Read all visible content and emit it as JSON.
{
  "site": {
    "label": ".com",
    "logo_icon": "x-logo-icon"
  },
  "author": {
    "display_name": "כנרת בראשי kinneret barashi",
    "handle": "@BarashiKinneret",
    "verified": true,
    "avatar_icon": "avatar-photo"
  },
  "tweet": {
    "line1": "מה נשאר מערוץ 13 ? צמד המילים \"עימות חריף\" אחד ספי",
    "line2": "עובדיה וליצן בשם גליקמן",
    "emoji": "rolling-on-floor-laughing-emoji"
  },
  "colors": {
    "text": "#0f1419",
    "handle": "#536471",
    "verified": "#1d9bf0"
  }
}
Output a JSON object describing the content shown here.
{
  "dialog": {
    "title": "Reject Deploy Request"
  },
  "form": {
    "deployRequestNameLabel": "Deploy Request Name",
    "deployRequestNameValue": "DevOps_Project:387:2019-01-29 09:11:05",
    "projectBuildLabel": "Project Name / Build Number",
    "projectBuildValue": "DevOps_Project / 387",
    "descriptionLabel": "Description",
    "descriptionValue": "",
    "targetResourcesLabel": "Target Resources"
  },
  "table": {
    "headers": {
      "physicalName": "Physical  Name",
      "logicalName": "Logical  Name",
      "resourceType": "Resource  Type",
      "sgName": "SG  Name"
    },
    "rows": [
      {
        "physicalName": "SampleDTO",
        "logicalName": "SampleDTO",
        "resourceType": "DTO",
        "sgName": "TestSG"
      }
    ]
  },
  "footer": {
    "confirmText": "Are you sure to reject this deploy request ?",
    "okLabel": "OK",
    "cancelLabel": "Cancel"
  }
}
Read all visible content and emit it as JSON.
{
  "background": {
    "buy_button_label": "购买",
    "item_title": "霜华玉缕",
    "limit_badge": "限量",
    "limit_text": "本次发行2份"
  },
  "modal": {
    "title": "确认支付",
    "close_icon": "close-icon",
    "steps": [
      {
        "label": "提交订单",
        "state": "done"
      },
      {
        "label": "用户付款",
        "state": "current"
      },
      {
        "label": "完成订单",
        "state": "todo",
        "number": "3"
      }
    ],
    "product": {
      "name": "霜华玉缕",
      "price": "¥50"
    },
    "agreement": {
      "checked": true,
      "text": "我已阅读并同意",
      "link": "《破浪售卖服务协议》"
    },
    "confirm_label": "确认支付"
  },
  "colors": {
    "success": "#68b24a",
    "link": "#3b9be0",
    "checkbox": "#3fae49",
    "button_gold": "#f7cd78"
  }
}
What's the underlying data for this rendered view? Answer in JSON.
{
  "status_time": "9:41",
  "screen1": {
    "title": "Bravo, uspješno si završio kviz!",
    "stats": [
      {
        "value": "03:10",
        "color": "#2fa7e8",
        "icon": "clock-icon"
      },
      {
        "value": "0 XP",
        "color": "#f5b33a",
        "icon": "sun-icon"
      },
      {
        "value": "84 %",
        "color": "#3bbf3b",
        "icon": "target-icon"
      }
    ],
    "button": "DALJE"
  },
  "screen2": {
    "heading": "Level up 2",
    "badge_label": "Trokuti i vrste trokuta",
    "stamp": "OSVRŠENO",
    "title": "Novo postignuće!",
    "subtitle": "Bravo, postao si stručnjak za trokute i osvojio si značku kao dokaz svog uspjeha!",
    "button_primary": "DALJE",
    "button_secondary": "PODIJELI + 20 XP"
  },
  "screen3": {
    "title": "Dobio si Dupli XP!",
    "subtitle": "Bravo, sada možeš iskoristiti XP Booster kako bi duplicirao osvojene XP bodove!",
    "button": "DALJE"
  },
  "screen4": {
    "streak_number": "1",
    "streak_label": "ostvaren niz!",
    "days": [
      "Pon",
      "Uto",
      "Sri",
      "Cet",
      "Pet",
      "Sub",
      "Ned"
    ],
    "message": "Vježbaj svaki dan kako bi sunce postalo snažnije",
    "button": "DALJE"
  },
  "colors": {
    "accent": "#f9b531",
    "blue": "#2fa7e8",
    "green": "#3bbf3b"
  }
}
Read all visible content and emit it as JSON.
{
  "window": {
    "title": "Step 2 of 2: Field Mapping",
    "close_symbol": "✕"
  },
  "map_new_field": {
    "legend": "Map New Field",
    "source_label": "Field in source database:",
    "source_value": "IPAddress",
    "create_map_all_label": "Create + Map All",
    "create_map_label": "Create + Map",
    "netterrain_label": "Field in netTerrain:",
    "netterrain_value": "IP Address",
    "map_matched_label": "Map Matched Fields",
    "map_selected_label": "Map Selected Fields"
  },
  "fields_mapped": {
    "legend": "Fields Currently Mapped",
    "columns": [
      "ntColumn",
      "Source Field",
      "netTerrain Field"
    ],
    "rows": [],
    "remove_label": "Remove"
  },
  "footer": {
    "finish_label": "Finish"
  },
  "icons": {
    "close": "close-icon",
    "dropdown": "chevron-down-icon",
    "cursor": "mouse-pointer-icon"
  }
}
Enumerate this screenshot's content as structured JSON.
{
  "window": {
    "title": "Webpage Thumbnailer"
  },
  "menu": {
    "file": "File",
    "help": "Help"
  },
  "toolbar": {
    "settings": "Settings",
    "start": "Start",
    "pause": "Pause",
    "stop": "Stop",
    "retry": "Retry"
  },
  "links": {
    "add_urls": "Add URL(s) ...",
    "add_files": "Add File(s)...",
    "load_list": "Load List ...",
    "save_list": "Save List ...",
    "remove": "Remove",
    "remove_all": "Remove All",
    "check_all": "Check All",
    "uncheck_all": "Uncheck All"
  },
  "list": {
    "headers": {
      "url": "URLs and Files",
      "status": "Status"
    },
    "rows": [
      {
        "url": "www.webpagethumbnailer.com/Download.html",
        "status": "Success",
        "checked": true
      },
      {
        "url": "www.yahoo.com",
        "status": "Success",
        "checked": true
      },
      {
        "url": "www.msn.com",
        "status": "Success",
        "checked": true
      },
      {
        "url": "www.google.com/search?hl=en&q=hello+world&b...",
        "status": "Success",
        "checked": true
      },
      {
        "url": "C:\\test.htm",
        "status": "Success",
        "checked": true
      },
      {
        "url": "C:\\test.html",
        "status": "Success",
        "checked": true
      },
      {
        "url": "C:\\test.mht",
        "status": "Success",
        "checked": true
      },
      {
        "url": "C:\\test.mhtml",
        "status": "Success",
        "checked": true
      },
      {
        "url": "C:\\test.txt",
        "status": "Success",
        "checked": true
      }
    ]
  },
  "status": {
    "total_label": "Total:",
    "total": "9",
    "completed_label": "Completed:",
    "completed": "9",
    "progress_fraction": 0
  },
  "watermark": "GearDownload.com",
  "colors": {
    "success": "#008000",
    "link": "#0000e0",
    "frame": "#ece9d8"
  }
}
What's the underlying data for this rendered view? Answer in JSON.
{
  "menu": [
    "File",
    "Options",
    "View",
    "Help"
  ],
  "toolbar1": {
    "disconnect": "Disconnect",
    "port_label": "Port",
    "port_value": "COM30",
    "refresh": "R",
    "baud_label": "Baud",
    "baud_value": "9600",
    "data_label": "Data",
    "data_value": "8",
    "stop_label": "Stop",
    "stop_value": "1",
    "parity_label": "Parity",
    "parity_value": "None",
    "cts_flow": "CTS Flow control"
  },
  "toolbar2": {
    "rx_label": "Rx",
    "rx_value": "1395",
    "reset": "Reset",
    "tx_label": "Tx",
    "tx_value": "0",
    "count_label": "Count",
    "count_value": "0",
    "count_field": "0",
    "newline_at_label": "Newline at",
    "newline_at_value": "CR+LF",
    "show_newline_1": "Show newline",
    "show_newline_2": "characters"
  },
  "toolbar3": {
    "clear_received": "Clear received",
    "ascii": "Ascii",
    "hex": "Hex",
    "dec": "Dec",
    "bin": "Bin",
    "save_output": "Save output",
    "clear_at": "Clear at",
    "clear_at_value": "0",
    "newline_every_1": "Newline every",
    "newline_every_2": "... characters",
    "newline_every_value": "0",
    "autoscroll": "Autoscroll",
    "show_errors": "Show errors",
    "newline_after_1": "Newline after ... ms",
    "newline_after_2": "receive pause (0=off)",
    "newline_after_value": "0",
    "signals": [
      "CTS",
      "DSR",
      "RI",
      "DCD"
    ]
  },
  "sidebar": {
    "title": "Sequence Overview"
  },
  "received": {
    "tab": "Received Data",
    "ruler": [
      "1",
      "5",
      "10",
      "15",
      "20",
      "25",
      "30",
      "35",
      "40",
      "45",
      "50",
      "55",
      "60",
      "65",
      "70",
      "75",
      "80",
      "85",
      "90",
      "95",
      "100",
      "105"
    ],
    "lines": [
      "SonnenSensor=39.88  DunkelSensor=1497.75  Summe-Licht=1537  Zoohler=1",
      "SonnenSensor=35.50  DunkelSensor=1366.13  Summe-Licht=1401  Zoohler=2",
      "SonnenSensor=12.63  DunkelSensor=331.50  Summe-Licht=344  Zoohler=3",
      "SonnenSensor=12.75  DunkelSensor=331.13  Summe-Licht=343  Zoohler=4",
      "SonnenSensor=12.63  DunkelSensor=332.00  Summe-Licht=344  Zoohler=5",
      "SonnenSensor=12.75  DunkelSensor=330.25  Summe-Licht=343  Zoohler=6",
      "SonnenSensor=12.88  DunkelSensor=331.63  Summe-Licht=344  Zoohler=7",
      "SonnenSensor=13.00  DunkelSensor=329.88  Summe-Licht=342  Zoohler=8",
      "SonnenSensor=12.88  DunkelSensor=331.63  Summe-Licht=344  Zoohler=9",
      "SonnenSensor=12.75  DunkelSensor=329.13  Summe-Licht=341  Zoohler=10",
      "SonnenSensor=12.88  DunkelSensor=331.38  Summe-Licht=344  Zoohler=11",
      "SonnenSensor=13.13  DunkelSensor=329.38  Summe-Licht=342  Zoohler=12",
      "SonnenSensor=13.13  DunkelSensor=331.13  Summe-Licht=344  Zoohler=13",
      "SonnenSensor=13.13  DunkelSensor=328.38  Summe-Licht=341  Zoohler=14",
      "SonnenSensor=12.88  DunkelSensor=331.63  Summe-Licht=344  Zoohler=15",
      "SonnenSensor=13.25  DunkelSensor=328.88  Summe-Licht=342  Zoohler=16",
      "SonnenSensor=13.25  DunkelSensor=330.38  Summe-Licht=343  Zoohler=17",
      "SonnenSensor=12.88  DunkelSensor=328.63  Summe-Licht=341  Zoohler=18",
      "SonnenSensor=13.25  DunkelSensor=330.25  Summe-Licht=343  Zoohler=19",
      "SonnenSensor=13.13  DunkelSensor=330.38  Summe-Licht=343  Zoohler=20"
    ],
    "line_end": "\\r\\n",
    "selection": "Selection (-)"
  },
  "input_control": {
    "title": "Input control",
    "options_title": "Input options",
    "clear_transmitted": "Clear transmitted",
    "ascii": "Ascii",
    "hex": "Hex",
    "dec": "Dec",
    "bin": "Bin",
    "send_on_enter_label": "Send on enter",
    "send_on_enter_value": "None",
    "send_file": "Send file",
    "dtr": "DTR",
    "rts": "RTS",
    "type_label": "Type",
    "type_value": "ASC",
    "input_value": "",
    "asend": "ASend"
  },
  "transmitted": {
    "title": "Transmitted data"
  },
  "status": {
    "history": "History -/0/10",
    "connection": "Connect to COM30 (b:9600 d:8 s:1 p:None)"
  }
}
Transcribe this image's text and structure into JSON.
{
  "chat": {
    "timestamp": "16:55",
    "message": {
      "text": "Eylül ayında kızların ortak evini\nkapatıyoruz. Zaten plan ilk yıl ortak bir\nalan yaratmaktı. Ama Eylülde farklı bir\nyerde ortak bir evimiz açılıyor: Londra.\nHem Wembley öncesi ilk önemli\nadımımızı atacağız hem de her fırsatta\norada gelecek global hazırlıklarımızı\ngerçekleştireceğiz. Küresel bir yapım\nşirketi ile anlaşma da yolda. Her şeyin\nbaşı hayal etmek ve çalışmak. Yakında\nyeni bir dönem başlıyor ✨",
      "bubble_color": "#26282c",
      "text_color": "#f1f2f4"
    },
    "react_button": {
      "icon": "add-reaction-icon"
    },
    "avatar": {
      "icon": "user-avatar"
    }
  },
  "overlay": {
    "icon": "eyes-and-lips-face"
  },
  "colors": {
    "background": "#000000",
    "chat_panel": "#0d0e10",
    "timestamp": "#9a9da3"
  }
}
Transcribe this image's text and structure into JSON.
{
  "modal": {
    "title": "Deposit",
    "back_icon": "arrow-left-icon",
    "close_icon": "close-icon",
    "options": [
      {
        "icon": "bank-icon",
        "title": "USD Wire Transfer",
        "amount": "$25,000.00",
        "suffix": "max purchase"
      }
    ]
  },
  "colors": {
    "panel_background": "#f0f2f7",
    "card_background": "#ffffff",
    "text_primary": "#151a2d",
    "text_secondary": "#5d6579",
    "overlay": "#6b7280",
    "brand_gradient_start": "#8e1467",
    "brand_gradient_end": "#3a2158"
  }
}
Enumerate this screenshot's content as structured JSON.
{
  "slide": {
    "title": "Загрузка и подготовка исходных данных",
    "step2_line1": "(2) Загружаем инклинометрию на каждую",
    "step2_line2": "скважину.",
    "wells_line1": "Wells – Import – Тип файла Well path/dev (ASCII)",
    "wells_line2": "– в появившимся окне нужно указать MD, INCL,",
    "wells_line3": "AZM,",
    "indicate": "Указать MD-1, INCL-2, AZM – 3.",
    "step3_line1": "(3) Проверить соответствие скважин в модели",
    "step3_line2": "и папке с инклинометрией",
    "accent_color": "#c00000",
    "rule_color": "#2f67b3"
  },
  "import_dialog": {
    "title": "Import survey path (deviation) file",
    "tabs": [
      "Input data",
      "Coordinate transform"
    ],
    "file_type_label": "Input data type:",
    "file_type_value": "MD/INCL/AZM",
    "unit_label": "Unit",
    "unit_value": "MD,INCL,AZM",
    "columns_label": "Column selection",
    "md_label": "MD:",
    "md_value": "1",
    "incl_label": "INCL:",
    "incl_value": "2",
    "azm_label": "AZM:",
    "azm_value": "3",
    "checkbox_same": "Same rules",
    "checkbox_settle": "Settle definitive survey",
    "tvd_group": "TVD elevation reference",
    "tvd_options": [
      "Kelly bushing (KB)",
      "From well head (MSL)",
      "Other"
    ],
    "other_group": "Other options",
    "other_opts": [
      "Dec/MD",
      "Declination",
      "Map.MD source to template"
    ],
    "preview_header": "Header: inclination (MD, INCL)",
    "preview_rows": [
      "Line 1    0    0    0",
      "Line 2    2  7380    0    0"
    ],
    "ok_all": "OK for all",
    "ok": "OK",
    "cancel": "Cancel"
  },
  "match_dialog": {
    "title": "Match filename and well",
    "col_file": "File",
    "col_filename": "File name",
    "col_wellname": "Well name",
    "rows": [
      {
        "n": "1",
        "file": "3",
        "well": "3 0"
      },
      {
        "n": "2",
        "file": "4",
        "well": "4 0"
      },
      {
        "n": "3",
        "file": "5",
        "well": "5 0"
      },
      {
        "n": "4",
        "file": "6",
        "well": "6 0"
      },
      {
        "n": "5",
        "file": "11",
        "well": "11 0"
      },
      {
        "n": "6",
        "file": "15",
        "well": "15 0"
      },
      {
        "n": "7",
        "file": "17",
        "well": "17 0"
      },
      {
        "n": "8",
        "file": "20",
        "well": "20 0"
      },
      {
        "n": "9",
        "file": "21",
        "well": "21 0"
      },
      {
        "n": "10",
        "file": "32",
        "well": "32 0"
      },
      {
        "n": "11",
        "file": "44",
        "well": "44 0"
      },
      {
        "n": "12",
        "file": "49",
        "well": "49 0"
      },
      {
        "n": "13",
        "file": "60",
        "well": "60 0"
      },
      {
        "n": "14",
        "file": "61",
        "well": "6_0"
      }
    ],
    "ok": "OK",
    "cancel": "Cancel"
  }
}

__TASK TO COMPLETE__. Count the lines that hold the string "SampleDTO" and state that number alone.

__EXPECTED ANSWER__. 2